BEGIN Information provided

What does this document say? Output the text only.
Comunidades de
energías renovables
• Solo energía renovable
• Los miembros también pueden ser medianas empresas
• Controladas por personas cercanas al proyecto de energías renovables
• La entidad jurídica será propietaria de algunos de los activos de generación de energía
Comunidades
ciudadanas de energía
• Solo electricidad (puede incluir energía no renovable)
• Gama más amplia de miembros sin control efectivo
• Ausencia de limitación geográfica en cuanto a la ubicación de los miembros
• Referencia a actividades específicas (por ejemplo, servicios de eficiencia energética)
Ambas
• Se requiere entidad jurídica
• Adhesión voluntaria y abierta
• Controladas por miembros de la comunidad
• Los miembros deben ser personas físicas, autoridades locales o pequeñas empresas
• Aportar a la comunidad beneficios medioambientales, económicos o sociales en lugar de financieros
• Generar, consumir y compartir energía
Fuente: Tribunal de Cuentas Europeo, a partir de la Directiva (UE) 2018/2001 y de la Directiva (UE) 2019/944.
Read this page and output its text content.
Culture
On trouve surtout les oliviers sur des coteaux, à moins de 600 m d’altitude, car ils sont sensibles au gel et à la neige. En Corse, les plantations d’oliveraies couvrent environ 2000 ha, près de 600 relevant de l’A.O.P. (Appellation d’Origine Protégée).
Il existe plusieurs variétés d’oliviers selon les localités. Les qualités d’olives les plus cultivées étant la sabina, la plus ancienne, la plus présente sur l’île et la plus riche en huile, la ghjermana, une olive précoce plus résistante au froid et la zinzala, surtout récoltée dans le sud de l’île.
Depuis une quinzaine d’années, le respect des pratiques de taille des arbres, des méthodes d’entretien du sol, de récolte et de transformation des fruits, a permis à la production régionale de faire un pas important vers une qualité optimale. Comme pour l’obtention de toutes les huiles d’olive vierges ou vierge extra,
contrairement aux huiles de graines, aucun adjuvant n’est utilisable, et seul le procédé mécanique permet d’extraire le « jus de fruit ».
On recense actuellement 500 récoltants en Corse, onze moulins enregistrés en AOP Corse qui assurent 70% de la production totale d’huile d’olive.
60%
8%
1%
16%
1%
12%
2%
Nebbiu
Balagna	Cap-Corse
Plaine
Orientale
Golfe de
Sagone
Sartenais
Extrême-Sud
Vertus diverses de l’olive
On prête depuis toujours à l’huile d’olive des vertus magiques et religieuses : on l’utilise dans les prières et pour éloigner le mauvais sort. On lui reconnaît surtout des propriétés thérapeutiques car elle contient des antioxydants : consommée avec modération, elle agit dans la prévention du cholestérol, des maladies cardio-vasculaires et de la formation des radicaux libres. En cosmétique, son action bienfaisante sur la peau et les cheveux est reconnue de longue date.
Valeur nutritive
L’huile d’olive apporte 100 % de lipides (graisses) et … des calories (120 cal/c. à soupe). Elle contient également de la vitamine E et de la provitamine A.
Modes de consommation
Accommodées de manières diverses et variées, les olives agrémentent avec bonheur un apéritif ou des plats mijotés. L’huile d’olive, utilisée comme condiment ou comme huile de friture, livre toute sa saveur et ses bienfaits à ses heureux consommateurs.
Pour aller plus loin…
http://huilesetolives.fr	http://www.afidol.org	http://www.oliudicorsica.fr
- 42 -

END Information provided

Goal - Retype the data exactly as given.

Solution to this task -
What does this document say? Output the text only.
Comunidades de
energías renovables
• Solo energía renovable
• Los miembros también pueden ser medianas empresas
• Controladas por personas cercanas al proyecto de energías renovables
• La entidad jurídica será propietaria de algunos de los activos de generación de energía
Comunidades
ciudadanas de energía
• Solo electricidad (puede incluir energía no renovable)
• Gama más amplia de miembros sin control efectivo
• Ausencia de limitación geográfica en cuanto a la ubicación de los miembros
• Referencia a actividades específicas (por ejemplo, servicios de eficiencia energética)
Ambas
• Se requiere entidad jurídica
• Adhesión voluntaria y abierta
• Controladas por miembros de la comunidad
• Los miembros deben ser personas físicas, autoridades locales o pequeñas empresas
• Aportar a la comunidad beneficios medioambientales, económicos o sociales en lugar de financieros
• Generar, consumir y compartir energía
Fuente: Tribunal de Cuentas Europeo, a partir de la Directiva (UE) 2018/2001 y de la Directiva (UE) 2019/944.
Read this page and output its text content.
Culture
On trouve surtout les oliviers sur des coteaux, à moins de 600 m d’altitude, car ils sont sensibles au gel et à la neige. En Corse, les plantations d’oliveraies couvrent environ 2000 ha, près de 600 relevant de l’A.O.P. (Appellation d’Origine Protégée).
Il existe plusieurs variétés d’oliviers selon les localités. Les qualités d’olives les plus cultivées étant la sabina, la plus ancienne, la plus présente sur l’île et la plus riche en huile, la ghjermana, une olive précoce plus résistante au froid et la zinzala, surtout récoltée dans le sud de l’île.
Depuis une quinzaine d’années, le respect des pratiques de taille des arbres, des méthodes d’entretien du sol, de récolte et de transformation des fruits, a permis à la production régionale de faire un pas important vers une qualité optimale. Comme pour l’obtention de toutes les huiles d’olive vierges ou vierge extra,
contrairement aux huiles de graines, aucun adjuvant n’est utilisable, et seul le procédé mécanique permet d’extraire le « jus de fruit ».
On recense actuellement 500 récoltants en Corse, onze moulins enregistrés en AOP Corse qui assurent 70% de la production totale d’huile d’olive.
60%
8%
1%
16%
1%
12%
2%
Nebbiu
Balagna	Cap-Corse
Plaine
Orientale
Golfe de
Sagone
Sartenais
Extrême-Sud
Vertus diverses de l’olive
On prête depuis toujours à l’huile d’olive des vertus magiques et religieuses : on l’utilise dans les prières et pour éloigner le mauvais sort. On lui reconnaît surtout des propriétés thérapeutiques car elle contient des antioxydants : consommée avec modération, elle agit dans la prévention du cholestérol, des maladies cardio-vasculaires et de la formation des radicaux libres. En cosmétique, son action bienfaisante sur la peau et les cheveux est reconnue de longue date.
Valeur nutritive
L’huile d’olive apporte 100 % de lipides (graisses) et … des calories (120 cal/c. à soupe). Elle contient également de la vitamine E et de la provitamine A.
Modes de consommation
Accommodées de manières diverses et variées, les olives agrémentent avec bonheur un apéritif ou des plats mijotés. L’huile d’olive, utilisée comme condiment ou comme huile de friture, livre toute sa saveur et ses bienfaits à ses heureux consommateurs.
Pour aller plus loin…
http://huilesetolives.fr	http://www.afidol.org	http://www.oliudicorsica.fr
- 42 -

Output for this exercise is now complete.